OBJECTIVE => Narrow the data below down to the lines containing "text".

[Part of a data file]
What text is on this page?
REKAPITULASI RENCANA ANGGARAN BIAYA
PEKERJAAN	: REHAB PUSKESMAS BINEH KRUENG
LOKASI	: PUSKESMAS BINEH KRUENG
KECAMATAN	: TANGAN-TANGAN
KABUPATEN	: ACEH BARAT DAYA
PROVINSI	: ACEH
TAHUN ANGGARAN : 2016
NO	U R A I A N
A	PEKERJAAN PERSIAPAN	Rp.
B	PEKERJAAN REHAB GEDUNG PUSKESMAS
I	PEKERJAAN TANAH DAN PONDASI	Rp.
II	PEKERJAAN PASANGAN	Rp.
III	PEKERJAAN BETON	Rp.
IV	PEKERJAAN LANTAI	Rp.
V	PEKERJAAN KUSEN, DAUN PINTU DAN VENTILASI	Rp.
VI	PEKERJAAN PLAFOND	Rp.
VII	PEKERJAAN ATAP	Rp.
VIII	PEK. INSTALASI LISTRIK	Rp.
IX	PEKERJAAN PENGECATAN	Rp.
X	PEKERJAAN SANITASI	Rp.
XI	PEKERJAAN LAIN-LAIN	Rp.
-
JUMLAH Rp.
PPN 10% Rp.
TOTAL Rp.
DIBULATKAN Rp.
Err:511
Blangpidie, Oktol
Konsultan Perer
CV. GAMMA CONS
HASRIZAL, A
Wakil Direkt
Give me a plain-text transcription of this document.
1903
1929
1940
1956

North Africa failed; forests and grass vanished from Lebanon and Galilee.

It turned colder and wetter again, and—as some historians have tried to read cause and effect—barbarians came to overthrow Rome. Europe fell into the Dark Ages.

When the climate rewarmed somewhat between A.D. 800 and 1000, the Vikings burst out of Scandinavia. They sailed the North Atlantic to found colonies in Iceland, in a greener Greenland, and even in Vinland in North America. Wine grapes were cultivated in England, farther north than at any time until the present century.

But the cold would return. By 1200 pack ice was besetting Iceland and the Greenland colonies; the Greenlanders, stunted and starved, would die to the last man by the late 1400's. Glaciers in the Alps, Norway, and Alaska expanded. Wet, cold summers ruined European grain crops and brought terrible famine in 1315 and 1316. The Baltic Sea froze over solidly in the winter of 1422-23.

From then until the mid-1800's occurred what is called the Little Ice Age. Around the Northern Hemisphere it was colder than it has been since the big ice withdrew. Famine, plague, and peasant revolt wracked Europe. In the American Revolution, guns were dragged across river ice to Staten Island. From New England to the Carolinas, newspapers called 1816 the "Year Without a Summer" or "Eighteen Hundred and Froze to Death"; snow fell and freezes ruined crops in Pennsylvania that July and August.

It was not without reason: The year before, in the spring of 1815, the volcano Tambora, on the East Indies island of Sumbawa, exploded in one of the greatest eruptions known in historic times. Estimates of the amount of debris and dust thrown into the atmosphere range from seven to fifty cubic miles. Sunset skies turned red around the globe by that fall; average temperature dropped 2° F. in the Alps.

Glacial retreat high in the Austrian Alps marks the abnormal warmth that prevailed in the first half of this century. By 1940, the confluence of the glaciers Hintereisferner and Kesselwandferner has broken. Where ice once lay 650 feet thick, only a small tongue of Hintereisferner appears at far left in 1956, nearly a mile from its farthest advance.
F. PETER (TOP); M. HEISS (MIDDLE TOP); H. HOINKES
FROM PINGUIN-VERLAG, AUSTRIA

RESPONSE =>
What text is on this page?
Give me a plain-text transcription of this document.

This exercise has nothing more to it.